> Aim:
Return each entry exactly, omitting nothing.

Stored items from a collection

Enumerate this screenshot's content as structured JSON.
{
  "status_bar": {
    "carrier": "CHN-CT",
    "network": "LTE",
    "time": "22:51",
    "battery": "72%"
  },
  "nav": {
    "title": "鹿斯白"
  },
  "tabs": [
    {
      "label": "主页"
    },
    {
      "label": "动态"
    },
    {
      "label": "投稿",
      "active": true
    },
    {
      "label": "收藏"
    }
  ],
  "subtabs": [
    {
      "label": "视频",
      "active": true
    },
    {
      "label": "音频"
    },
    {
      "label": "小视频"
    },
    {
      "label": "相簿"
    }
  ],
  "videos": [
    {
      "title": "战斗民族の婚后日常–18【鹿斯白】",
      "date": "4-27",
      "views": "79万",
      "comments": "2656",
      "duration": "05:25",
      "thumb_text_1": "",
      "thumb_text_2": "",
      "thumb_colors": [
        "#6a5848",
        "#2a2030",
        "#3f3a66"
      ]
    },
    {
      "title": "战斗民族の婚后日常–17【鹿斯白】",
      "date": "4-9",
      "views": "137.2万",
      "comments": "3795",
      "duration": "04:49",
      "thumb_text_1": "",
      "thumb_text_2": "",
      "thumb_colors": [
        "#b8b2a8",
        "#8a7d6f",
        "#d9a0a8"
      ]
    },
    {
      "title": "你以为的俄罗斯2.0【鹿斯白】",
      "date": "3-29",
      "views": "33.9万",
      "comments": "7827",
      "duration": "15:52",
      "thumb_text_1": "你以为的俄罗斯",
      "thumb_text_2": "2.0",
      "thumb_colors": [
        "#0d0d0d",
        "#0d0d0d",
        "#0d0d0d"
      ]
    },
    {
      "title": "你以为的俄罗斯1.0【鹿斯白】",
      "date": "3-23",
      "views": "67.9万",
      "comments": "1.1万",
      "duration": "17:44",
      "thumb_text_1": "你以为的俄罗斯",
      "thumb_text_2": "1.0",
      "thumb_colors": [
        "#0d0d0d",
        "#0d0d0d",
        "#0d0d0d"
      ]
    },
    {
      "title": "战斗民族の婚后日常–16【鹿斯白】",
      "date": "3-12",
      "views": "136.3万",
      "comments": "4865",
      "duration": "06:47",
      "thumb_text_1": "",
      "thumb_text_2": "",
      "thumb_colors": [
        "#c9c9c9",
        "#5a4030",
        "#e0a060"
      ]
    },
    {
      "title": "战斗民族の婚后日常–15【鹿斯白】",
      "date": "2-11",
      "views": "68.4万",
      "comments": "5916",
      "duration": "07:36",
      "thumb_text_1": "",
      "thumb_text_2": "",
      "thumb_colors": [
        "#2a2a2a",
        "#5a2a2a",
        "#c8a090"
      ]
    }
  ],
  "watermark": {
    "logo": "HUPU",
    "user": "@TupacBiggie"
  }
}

> Correct response:
Enumerate this screenshot's content as structured JSON.
{
  "status_bar": {
    "carrier": "CHN-CT",
    "network": "LTE",
    "time": "22:51",
    "battery": "72%"
  },
  "nav": {
    "title": "鹿斯白"
  },
  "tabs": [
    {
      "label": "主页"
    },
    {
      "label": "动态"
    },
    {
      "label": "投稿",
      "active": true
    },
    {
      "label": "收藏"
    }
  ],
  "subtabs": [
    {
      "label": "视频",
      "active": true
    },
    {
      "label": "音频"
    },
    {
      "label": "小视频"
    },
    {
      "label": "相簿"
    }
  ],
  "videos": [
    {
      "title": "战斗民族の婚后日常–18【鹿斯白】",
      "date": "4-27",
      "views": "79万",
      "comments": "2656",
      "duration": "05:25",
      "thumb_text_1": "",
      "thumb_text_2": "",
      "thumb_colors": [
        "#6a5848",
        "#2a2030",
        "#3f3a66"
      ]
    },
    {
      "title": "战斗民族の婚后日常–17【鹿斯白】",
      "date": "4-9",
      "views": "137.2万",
      "comments": "3795",
      "duration": "04:49",
      "thumb_text_1": "",
      "thumb_text_2": "",
      "thumb_colors": [
        "#b8b2a8",
        "#8a7d6f",
        "#d9a0a8"
      ]
    },
    {
      "title": "你以为的俄罗斯2.0【鹿斯白】",
      "date": "3-29",
      "views": "33.9万",
      "comments": "7827",
      "duration": "15:52",
      "thumb_text_1": "你以为的俄罗斯",
      "thumb_text_2": "2.0",
      "thumb_colors": [
        "#0d0d0d",
        "#0d0d0d",
        "#0d0d0d"
      ]
    },
    {
      "title": "你以为的俄罗斯1.0【鹿斯白】",
      "date": "3-23",
      "views": "67.9万",
      "comments": "1.1万",
      "duration": "17:44",
      "thumb_text_1": "你以为的俄罗斯",
      "thumb_text_2": "1.0",
      "thumb_colors": [
        "#0d0d0d",
        "#0d0d0d",
        "#0d0d0d"
      ]
    },
    {
      "title": "战斗民族の婚后日常–16【鹿斯白】",
      "date": "3-12",
      "views": "136.3万",
      "comments": "4865",
      "duration": "06:47",
      "thumb_text_1": "",
      "thumb_text_2": "",
      "thumb_colors": [
        "#c9c9c9",
        "#5a4030",
        "#e0a060"
      ]
    },
    {
      "title": "战斗民族の婚后日常–15【鹿斯白】",
      "date": "2-11",
      "views": "68.4万",
      "comments": "5916",
      "duration": "07:36",
      "thumb_text_1": "",
      "thumb_text_2": "",
      "thumb_colors": [
        "#2a2a2a",
        "#5a2a2a",
        "#c8a090"
      ]
    }
  ],
  "watermark": {
    "logo": "HUPU",
    "user": "@TupacBiggie"
  }
}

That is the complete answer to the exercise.